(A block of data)

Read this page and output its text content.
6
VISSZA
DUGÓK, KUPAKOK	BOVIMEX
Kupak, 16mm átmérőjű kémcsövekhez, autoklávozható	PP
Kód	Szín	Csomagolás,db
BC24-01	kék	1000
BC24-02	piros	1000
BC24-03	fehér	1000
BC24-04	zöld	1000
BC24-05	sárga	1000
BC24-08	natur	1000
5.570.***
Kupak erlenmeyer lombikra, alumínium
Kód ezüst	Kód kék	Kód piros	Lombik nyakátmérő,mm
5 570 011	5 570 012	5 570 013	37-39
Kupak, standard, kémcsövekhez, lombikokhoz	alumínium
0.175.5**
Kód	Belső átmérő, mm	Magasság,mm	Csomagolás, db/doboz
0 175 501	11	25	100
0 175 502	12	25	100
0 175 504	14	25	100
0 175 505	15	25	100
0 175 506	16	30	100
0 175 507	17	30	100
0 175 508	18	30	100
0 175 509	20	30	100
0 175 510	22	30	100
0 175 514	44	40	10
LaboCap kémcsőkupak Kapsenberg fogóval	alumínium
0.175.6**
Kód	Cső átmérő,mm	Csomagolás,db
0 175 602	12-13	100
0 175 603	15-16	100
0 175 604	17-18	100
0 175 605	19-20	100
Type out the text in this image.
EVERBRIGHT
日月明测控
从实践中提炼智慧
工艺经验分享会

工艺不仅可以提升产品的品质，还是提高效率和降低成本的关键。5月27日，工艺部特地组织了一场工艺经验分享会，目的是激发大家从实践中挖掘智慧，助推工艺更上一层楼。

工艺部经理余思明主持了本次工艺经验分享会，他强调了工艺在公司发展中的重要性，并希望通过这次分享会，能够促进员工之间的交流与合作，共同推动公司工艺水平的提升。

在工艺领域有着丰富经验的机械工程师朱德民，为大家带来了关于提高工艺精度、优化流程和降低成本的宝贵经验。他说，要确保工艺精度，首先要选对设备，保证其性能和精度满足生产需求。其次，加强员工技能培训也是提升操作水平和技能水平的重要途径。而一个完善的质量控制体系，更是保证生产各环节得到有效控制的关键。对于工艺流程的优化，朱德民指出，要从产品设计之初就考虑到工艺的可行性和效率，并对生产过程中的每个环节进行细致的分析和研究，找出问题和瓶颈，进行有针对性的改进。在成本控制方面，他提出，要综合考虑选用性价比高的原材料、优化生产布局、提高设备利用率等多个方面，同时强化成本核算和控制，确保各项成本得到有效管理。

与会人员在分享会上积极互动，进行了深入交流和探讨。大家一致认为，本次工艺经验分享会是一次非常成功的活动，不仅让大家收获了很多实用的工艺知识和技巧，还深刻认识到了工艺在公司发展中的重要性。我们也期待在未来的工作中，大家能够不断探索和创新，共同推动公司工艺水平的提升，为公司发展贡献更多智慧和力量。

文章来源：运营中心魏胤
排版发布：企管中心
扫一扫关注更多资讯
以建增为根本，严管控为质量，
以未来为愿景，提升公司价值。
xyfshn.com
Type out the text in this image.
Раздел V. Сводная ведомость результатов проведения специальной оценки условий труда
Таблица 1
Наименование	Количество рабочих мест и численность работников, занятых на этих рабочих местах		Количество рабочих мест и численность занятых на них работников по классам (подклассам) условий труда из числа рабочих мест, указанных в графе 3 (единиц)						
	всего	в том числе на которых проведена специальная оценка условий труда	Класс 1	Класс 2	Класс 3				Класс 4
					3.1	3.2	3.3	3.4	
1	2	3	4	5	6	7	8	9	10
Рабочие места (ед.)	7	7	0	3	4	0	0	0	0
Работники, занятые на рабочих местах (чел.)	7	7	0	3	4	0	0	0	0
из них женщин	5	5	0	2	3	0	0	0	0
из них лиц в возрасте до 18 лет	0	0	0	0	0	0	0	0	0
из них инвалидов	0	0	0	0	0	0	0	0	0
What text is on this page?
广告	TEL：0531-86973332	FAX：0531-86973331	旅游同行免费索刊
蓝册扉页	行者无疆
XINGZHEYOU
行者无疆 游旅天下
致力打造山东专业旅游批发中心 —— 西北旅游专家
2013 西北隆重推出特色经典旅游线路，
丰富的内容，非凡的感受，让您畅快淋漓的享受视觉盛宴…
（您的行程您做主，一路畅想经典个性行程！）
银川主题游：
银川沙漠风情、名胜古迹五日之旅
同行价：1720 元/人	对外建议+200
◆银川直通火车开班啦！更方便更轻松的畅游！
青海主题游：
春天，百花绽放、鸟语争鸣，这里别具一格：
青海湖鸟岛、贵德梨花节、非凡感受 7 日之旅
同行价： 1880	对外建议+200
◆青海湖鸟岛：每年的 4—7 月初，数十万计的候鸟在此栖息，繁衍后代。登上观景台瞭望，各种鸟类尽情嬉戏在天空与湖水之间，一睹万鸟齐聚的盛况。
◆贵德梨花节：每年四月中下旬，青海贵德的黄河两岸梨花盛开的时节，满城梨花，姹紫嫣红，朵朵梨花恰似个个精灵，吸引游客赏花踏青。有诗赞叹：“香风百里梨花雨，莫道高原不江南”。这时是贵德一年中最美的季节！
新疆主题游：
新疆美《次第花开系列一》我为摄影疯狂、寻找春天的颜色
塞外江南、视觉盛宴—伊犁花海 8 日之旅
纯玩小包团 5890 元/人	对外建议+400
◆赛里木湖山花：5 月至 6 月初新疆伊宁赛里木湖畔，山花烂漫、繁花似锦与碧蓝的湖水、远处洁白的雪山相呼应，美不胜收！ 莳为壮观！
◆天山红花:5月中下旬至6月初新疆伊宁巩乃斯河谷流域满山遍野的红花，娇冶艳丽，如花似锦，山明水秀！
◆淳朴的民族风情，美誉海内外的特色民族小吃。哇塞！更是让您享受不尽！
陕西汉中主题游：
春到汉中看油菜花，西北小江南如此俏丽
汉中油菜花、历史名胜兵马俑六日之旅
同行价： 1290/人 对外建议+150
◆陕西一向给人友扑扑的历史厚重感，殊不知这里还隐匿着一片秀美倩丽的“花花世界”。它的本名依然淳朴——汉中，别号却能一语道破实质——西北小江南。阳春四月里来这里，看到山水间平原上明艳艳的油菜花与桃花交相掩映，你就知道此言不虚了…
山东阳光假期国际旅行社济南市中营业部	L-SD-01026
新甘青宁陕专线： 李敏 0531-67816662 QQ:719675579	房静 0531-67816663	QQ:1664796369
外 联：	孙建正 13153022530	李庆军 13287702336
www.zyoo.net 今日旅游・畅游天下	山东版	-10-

▶ **WRITTEN EXERCISE**: Return every line from the records above that holds the word "kémcsövekhez".

▶ **RESULT OF THE EXERCISE**:
Kupak, 16mm átmérőjű kémcsövekhez, autoklávozható	PP
Kupak, standard, kémcsövekhez, lombikokhoz	alumínium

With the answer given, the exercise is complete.